### Set problem A
Lay out the rows from the one holding "bar: [328, 235, 344, 466]" through the one holding "data-label-bg: [178, 116, 219, 131]", inclusive, as a JSON list of strings with one string per row.
### Set problem B
Pick up the conversation about tech companies and personal data and carry it on from its last line.

### Quoted passage
--------

RH: I think I have bad personal habits, because I have trouble believing that my phone is really giving information to Google or Facebook or whatever about where I am. I have trouble believing that on some level.

TP: It tells you!

RH: But that I matter enough, even as a consumer, to them.

JA: Well you don’t really matter to them; I mean, they need everybody. It’s more about the voraciousness. They need to be the one place that advertisers go, need to be able to say, “We know everything about everyone.” So it’s true, they’re not sitting around poring over the Reyhan file–unless you have somebody who hates you there who might want to pore over that file. But it’s more about market control. It’s similar to state control in the sense that, in order to win, you need to be a monopolist. That’s actually kind of just the rule of business. And so they–Google and Facebook–are in a race to the death to know everything about everyone.

That’s what they compete on, and that’s what their metric is. Because they go to the same advertisers and they say, “No, buy with us.” And the advertisers are like, “Well, can you get me the pregnant lady on the way to the liquor store? Because that’s what I want.” And whoever can deliver that, they’re in. They’re in a race to acquire data, just the way that oil companies race to get the different oil fields.

TP: The one thing I want to underline again is that we usually think about these as essentially advertising platforms. That’s not the long-term trajectory of them. I think about them as, like, extracting-money-out-of-your-life platforms.

JA: The current way that they extract the money is advertising, but they are going to turn into—are already turning into–intermediaries, gatekeepers. Which is the greatest business of all. “You can’t get anything unless you come through us.”

--------

### Records shown
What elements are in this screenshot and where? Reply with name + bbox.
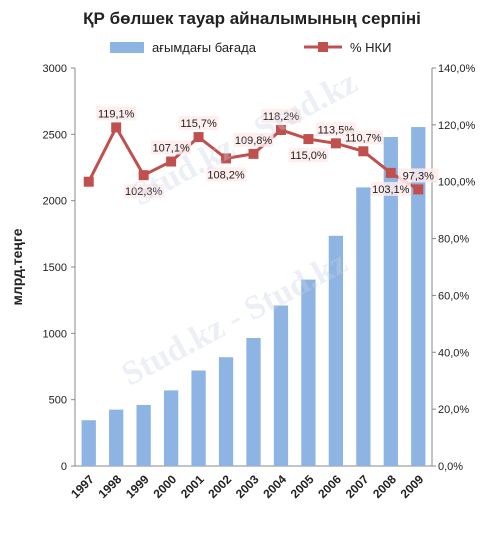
bar: [328, 235, 344, 466]
bar: [109, 409, 124, 466]
data-label-bg: [233, 132, 274, 147]
y-tick-label-right: 60,0%: [438, 290, 469, 302]
y-tick-label-left: 500: [49, 395, 67, 407]
data-label: 110,7%: [345, 132, 382, 144]
data-label: 115,7%: [180, 118, 217, 130]
data-label-bg: [178, 116, 219, 131]
y-tick-label-left: 3000: [43, 63, 67, 75]
legend-line-marker: [318, 42, 328, 52]
x-tick-label: 2007: [343, 472, 372, 501]
line-point: [193, 132, 204, 143]
data-label-bg: [288, 148, 329, 163]
legend-bar-label: ағымдағы бағада: [152, 40, 257, 55]
x-tick-label: 2005: [288, 472, 317, 501]
y-tick-label-right: 80,0%: [438, 234, 469, 246]
data-label-bg: [151, 140, 192, 155]
y-tick-label-right: 0,0%: [438, 461, 463, 473]
x-tick-label: 2000: [150, 472, 179, 501]
line-point: [83, 176, 94, 187]
y-tick-label-right: 40,0%: [438, 347, 469, 359]
x-tick-label: 1999: [123, 472, 152, 501]
bar: [383, 136, 398, 466]
data-label-bg: [398, 168, 439, 183]
line-point: [275, 124, 286, 135]
line-point: [166, 156, 177, 167]
y-tick-label-right: 120,0%: [438, 120, 476, 132]
bar: [273, 305, 289, 466]
data-label: 102,3%: [125, 186, 163, 198]
x-tick-label: 1998: [96, 472, 125, 501]
y-tick-label-left: 0: [61, 461, 67, 473]
line-point: [221, 153, 232, 164]
data-label-bg: [206, 167, 247, 182]
y-tick-label-right: 140,0%: [438, 63, 476, 75]
x-tick-label: 2009: [398, 472, 427, 501]
x-tick-label: 2001: [178, 472, 207, 501]
data-label: 108,2%: [207, 169, 245, 181]
line-point: [111, 122, 122, 133]
y-tick-label-left: 2500: [43, 129, 67, 141]
bar: [411, 127, 426, 466]
x-tick-label: 1997: [68, 472, 97, 501]
bar: [301, 279, 316, 466]
x-tick-label: 2003: [233, 472, 262, 501]
legend-bar-swatch: [110, 42, 144, 53]
legend-line-label: % НКИ: [350, 40, 391, 55]
y-tick-label-right: 100,0%: [438, 177, 476, 189]
data-label: 103,1%: [372, 184, 410, 196]
line-point: [248, 148, 259, 159]
x-tick-label: 2008: [370, 472, 399, 501]
bar: [191, 370, 206, 466]
bar: [356, 187, 371, 466]
data-label-bg: [260, 108, 301, 123]
data-label: 109,8%: [235, 135, 273, 147]
bar: [163, 390, 179, 466]
y-tick-label-left: 1000: [43, 328, 67, 340]
data-label: 107,1%: [152, 143, 190, 155]
data-label-bg: [343, 130, 384, 145]
data-label-bg: [370, 181, 411, 196]
data-label-bg: [96, 106, 137, 121]
data-label: 118,2%: [263, 111, 300, 123]
bar: [136, 404, 151, 466]
x-tick-label: 2006: [315, 472, 344, 501]
data-label: 119,1%: [98, 108, 135, 120]
line-point: [303, 134, 314, 145]
y-tick-label-left: 2000: [43, 196, 67, 208]
bar: [246, 337, 261, 466]
line-point: [385, 167, 396, 178]
data-label: 97,3%: [403, 170, 434, 182]
line-point: [330, 138, 341, 149]
bar: [81, 420, 96, 466]
line-point: [138, 170, 149, 181]
bar: [218, 357, 234, 466]
data-label: 115,0%: [290, 150, 327, 162]
x-tick-label: 2004: [260, 472, 289, 501]
x-tick-label: 2002: [205, 472, 234, 501]
data-label-bg: [123, 184, 164, 199]
line-point: [413, 184, 424, 195]
line-point: [358, 146, 369, 157]
y-tick-label-left: 1500: [43, 262, 67, 274]
y-axis-label: млрд.теңге: [9, 228, 25, 305]
chart-title: ҚР бөлшек тауар айналымының серпіні: [83, 9, 421, 28]
y-tick-label-right: 20,0%: [438, 404, 469, 416]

--------

### Exercise response A
[
  "bar: [328, 235, 344, 466]",
  "bar: [109, 409, 124, 466]",
  "data-label-bg: [233, 132, 274, 147]",
  "y-tick-label-right: 60,0%: [438, 290, 469, 302]",
  "y-tick-label-left: 500: [49, 395, 67, 407]",
  "data-label: 110,7%: [345, 132, 382, 144]",
  "data-label: 115,7%: [180, 118, 217, 130]",
  "data-label-bg: [178, 116, 219, 131]"
]

### Exercise response B
TP: Yeah, and health insurance, credit . . .

JA: That’s why they want to disrupt all those things–that’s what that means.

“Google will also then become your insurer”

RH: So how is that going to play out? Is it like when you sign up for a service and you can go type in your email or hit the Facebook button? Is that how it’s happening?

JA: Well, that’s how it’s happening right now. But you know Amazon announced healthcare, right? We’re going to see more of that. My husband and I were talking recently about self-driving cars. Google will also then become your insurer. So they’re going to need even more data about you, because they’re going to disrupt insurance and just provide it themselves. They know more about you than anyone, so why shouldn’t they pool the risk? There’s a lot of ways that their avenues are going to come in, and to be honest, they have a real competitive advantage because they have that pool of data already.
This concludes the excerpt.